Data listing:
# # #

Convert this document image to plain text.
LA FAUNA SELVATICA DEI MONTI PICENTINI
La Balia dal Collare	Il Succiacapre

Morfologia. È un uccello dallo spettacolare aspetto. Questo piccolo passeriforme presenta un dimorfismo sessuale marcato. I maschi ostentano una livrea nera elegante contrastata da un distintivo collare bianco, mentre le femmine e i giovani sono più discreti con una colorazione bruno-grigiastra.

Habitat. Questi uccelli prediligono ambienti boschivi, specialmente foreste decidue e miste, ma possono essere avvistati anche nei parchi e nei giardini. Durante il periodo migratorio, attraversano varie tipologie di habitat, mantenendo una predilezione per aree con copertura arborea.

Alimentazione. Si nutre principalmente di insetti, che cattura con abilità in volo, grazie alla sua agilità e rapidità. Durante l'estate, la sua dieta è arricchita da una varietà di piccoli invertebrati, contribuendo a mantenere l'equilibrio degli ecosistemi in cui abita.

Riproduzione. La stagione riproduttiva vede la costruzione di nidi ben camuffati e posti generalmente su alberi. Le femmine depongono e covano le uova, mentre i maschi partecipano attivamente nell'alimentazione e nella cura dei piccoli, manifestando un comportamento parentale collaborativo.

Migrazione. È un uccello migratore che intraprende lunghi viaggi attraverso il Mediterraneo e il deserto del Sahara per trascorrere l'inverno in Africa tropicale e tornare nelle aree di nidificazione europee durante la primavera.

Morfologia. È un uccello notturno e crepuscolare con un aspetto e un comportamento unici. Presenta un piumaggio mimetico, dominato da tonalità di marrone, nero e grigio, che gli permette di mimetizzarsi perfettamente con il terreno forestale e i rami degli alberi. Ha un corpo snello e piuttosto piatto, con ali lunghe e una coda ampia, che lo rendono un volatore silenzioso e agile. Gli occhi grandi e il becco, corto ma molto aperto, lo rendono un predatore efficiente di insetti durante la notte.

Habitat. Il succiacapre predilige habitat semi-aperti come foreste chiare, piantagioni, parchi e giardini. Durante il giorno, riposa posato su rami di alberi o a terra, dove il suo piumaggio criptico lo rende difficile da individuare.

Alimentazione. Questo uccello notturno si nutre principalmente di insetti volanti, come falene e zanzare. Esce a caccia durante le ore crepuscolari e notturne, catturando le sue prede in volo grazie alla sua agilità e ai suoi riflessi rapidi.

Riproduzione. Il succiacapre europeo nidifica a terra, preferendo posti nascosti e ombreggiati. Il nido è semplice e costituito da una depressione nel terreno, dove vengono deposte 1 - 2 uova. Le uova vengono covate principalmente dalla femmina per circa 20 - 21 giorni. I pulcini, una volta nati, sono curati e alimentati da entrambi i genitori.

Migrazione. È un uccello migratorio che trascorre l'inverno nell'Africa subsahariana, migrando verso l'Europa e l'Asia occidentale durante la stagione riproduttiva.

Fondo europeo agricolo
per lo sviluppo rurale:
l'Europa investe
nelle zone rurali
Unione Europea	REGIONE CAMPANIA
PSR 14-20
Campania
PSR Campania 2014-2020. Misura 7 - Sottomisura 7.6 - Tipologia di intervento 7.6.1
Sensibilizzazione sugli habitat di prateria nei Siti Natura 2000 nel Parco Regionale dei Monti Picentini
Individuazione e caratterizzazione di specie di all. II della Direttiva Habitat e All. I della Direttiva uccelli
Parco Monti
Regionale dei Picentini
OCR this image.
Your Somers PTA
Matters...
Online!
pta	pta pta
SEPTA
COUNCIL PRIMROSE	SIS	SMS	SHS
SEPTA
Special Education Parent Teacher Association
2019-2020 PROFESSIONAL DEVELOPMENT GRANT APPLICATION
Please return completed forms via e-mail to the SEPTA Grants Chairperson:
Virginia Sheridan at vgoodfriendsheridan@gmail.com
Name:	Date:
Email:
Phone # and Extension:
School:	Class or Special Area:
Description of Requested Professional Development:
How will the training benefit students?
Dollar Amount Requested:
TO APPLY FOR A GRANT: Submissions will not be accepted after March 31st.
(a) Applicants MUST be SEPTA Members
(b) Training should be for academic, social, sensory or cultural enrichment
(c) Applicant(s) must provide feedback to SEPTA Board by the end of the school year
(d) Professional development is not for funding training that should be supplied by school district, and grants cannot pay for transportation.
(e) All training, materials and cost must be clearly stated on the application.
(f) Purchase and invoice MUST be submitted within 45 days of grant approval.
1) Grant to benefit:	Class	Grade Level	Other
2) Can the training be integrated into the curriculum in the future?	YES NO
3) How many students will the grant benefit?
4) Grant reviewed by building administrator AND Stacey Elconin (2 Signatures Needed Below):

# # #

__DESCRIPTION OF THE TASK__. All of the lines above need to be given again exactly.

__OUTPUT__.
Convert this document image to plain text.
LA FAUNA SELVATICA DEI MONTI PICENTINI
La Balia dal Collare	Il Succiacapre

Morfologia. È un uccello dallo spettacolare aspetto. Questo piccolo passeriforme presenta un dimorfismo sessuale marcato. I maschi ostentano una livrea nera elegante contrastata da un distintivo collare bianco, mentre le femmine e i giovani sono più discreti con una colorazione bruno-grigiastra.

Habitat. Questi uccelli prediligono ambienti boschivi, specialmente foreste decidue e miste, ma possono essere avvistati anche nei parchi e nei giardini. Durante il periodo migratorio, attraversano varie tipologie di habitat, mantenendo una predilezione per aree con copertura arborea.

Alimentazione. Si nutre principalmente di insetti, che cattura con abilità in volo, grazie alla sua agilità e rapidità. Durante l'estate, la sua dieta è arricchita da una varietà di piccoli invertebrati, contribuendo a mantenere l'equilibrio degli ecosistemi in cui abita.

Riproduzione. La stagione riproduttiva vede la costruzione di nidi ben camuffati e posti generalmente su alberi. Le femmine depongono e covano le uova, mentre i maschi partecipano attivamente nell'alimentazione e nella cura dei piccoli, manifestando un comportamento parentale collaborativo.

Migrazione. È un uccello migratore che intraprende lunghi viaggi attraverso il Mediterraneo e il deserto del Sahara per trascorrere l'inverno in Africa tropicale e tornare nelle aree di nidificazione europee durante la primavera.

Morfologia. È un uccello notturno e crepuscolare con un aspetto e un comportamento unici. Presenta un piumaggio mimetico, dominato da tonalità di marrone, nero e grigio, che gli permette di mimetizzarsi perfettamente con il terreno forestale e i rami degli alberi. Ha un corpo snello e piuttosto piatto, con ali lunghe e una coda ampia, che lo rendono un volatore silenzioso e agile. Gli occhi grandi e il becco, corto ma molto aperto, lo rendono un predatore efficiente di insetti durante la notte.

Habitat. Il succiacapre predilige habitat semi-aperti come foreste chiare, piantagioni, parchi e giardini. Durante il giorno, riposa posato su rami di alberi o a terra, dove il suo piumaggio criptico lo rende difficile da individuare.

Alimentazione. Questo uccello notturno si nutre principalmente di insetti volanti, come falene e zanzare. Esce a caccia durante le ore crepuscolari e notturne, catturando le sue prede in volo grazie alla sua agilità e ai suoi riflessi rapidi.

Riproduzione. Il succiacapre europeo nidifica a terra, preferendo posti nascosti e ombreggiati. Il nido è semplice e costituito da una depressione nel terreno, dove vengono deposte 1 - 2 uova. Le uova vengono covate principalmente dalla femmina per circa 20 - 21 giorni. I pulcini, una volta nati, sono curati e alimentati da entrambi i genitori.

Migrazione. È un uccello migratorio che trascorre l'inverno nell'Africa subsahariana, migrando verso l'Europa e l'Asia occidentale durante la stagione riproduttiva.

Fondo europeo agricolo
per lo sviluppo rurale:
l'Europa investe
nelle zone rurali
Unione Europea	REGIONE CAMPANIA
PSR 14-20
Campania
PSR Campania 2014-2020. Misura 7 - Sottomisura 7.6 - Tipologia di intervento 7.6.1
Sensibilizzazione sugli habitat di prateria nei Siti Natura 2000 nel Parco Regionale dei Monti Picentini
Individuazione e caratterizzazione di specie di all. II della Direttiva Habitat e All. I della Direttiva uccelli
Parco Monti
Regionale dei Picentini
OCR this image.
Your Somers PTA
Matters...
Online!
pta	pta pta
SEPTA
COUNCIL PRIMROSE	SIS	SMS	SHS
SEPTA
Special Education Parent Teacher Association
2019-2020 PROFESSIONAL DEVELOPMENT GRANT APPLICATION
Please return completed forms via e-mail to the SEPTA Grants Chairperson:
Virginia Sheridan at vgoodfriendsheridan@gmail.com
Name:	Date:
Email:
Phone # and Extension:
School:	Class or Special Area:
Description of Requested Professional Development:
How will the training benefit students?
Dollar Amount Requested:
TO APPLY FOR A GRANT: Submissions will not be accepted after March 31st.
(a) Applicants MUST be SEPTA Members
(b) Training should be for academic, social, sensory or cultural enrichment
(c) Applicant(s) must provide feedback to SEPTA Board by the end of the school year
(d) Professional development is not for funding training that should be supplied by school district, and grants cannot pay for transportation.
(e) All training, materials and cost must be clearly stated on the application.
(f) Purchase and invoice MUST be submitted within 45 days of grant approval.
1) Grant to benefit:	Class	Grade Level	Other
2) Can the training be integrated into the curriculum in the future?	YES NO
3) How many students will the grant benefit?
4) Grant reviewed by building administrator AND Stacey Elconin (2 Signatures Needed Below):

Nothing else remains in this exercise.